▶ **Instructions to follow**
Output the data word for word, dropping every image.
>> start Dataset records
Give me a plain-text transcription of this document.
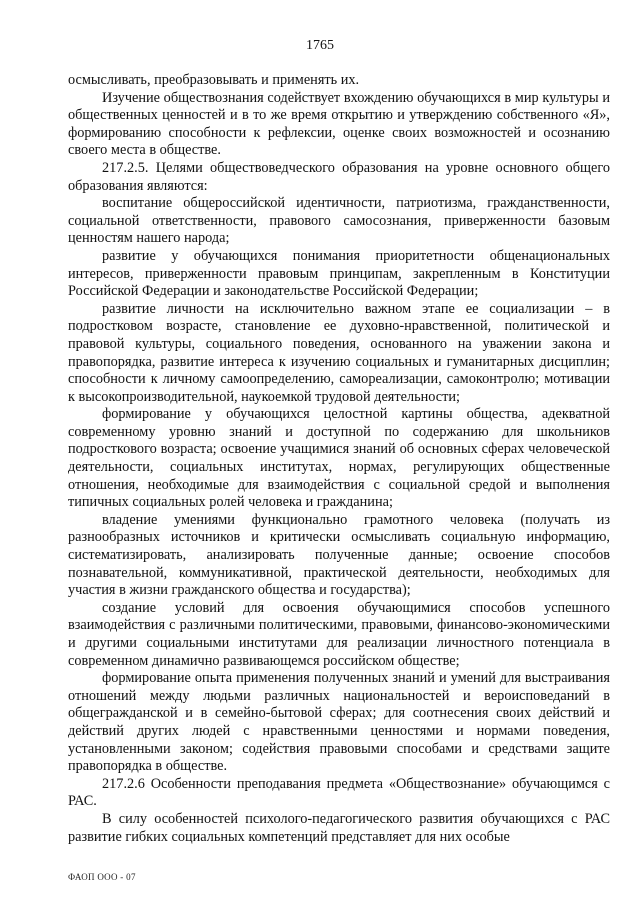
1765

осмысливать, преобразовывать и применять их.

Изучение обществознания содействует вхождению обучающихся в мир культуры и общественных ценностей и в то же время открытию и утверждению собственного «Я», формированию способности к рефлексии, оценке своих возможностей и осознанию своего места в обществе.

217.2.5. Целями обществоведческого образования на уровне основного общего образования являются:

воспитание общероссийской идентичности, патриотизма, гражданственности, социальной ответственности, правового самосознания, приверженности базовым ценностям нашего народа;

развитие у обучающихся понимания приоритетности общенациональных интересов, приверженности правовым принципам, закрепленным в Конституции Российской Федерации и законодательстве Российской Федерации;

развитие личности на исключительно важном этапе ее социализации – в подростковом возрасте, становление ее духовно-нравственной, политической и правовой культуры, социального поведения, основанного на уважении закона и правопорядка, развитие интереса к изучению социальных и гуманитарных дисциплин; способности к личному самоопределению, самореализации, самоконтролю; мотивации к высокопроизводительной, наукоемкой трудовой деятельности;

формирование у обучающихся целостной картины общества, адекватной современному уровню знаний и доступной по содержанию для школьников подросткового возраста; освоение учащимися знаний об основных сферах человеческой деятельности, социальных институтах, нормах, регулирующих общественные отношения, необходимые для взаимодействия с социальной средой и выполнения типичных социальных ролей человека и гражданина;

владение умениями функционально грамотного человека (получать из разнообразных источников и критически осмысливать социальную информацию, систематизировать, анализировать полученные данные; освоение способов познавательной, коммуникативной, практической деятельности, необходимых для участия в жизни гражданского общества и государства);

создание условий для освоения обучающимися способов успешного взаимодействия с различными политическими, правовыми, финансово-экономическими и другими социальными институтами для реализации личностного потенциала в современном динамично развивающемся российском обществе;

формирование опыта применения полученных знаний и умений для выстраивания отношений между людьми различных национальностей и вероисповеданий в общегражданской и в семейно-бытовой сферах; для соотнесения своих действий и действий других людей с нравственными ценностями и нормами поведения, установленными законом; содействия правовыми способами и средствами защите правопорядка в обществе.

217.2.6 Особенности преподавания предмета «Обществознание» обучающимся с РАС.

В силу особенностей психолого-педагогического развития обучающихся с РАС развитие гибких социальных компетенций представляет для них особые

ФАОП ООО - 07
>> end Dataset records
▶ **The completed task**
Give me a plain-text transcription of this document.
1765

осмысливать, преобразовывать и применять их.

Изучение обществознания содействует вхождению обучающихся в мир культуры и общественных ценностей и в то же время открытию и утверждению собственного «Я», формированию способности к рефлексии, оценке своих возможностей и осознанию своего места в обществе.

217.2.5. Целями обществоведческого образования на уровне основного общего образования являются:

воспитание общероссийской идентичности, патриотизма, гражданственности, социальной ответственности, правового самосознания, приверженности базовым ценностям нашего народа;

развитие у обучающихся понимания приоритетности общенациональных интересов, приверженности правовым принципам, закрепленным в Конституции Российской Федерации и законодательстве Российской Федерации;

развитие личности на исключительно важном этапе ее социализации – в подростковом возрасте, становление ее духовно-нравственной, политической и правовой культуры, социального поведения, основанного на уважении закона и правопорядка, развитие интереса к изучению социальных и гуманитарных дисциплин; способности к личному самоопределению, самореализации, самоконтролю; мотивации к высокопроизводительной, наукоемкой трудовой деятельности;

формирование у обучающихся целостной картины общества, адекватной современному уровню знаний и доступной по содержанию для школьников подросткового возраста; освоение учащимися знаний об основных сферах человеческой деятельности, социальных институтах, нормах, регулирующих общественные отношения, необходимые для взаимодействия с социальной средой и выполнения типичных социальных ролей человека и гражданина;

владение умениями функционально грамотного человека (получать из разнообразных источников и критически осмысливать социальную информацию, систематизировать, анализировать полученные данные; освоение способов познавательной, коммуникативной, практической деятельности, необходимых для участия в жизни гражданского общества и государства);

создание условий для освоения обучающимися способов успешного взаимодействия с различными политическими, правовыми, финансово-экономическими и другими социальными институтами для реализации личностного потенциала в современном динамично развивающемся российском обществе;

формирование опыта применения полученных знаний и умений для выстраивания отношений между людьми различных национальностей и вероисповеданий в общегражданской и в семейно-бытовой сферах; для соотнесения своих действий и действий других людей с нравственными ценностями и нормами поведения, установленными законом; содействия правовыми способами и средствами защите правопорядка в обществе.

217.2.6 Особенности преподавания предмета «Обществознание» обучающимся с РАС.

В силу особенностей психолого-педагогического развития обучающихся с РАС развитие гибких социальных компетенций представляет для них особые

ФАОП ООО - 07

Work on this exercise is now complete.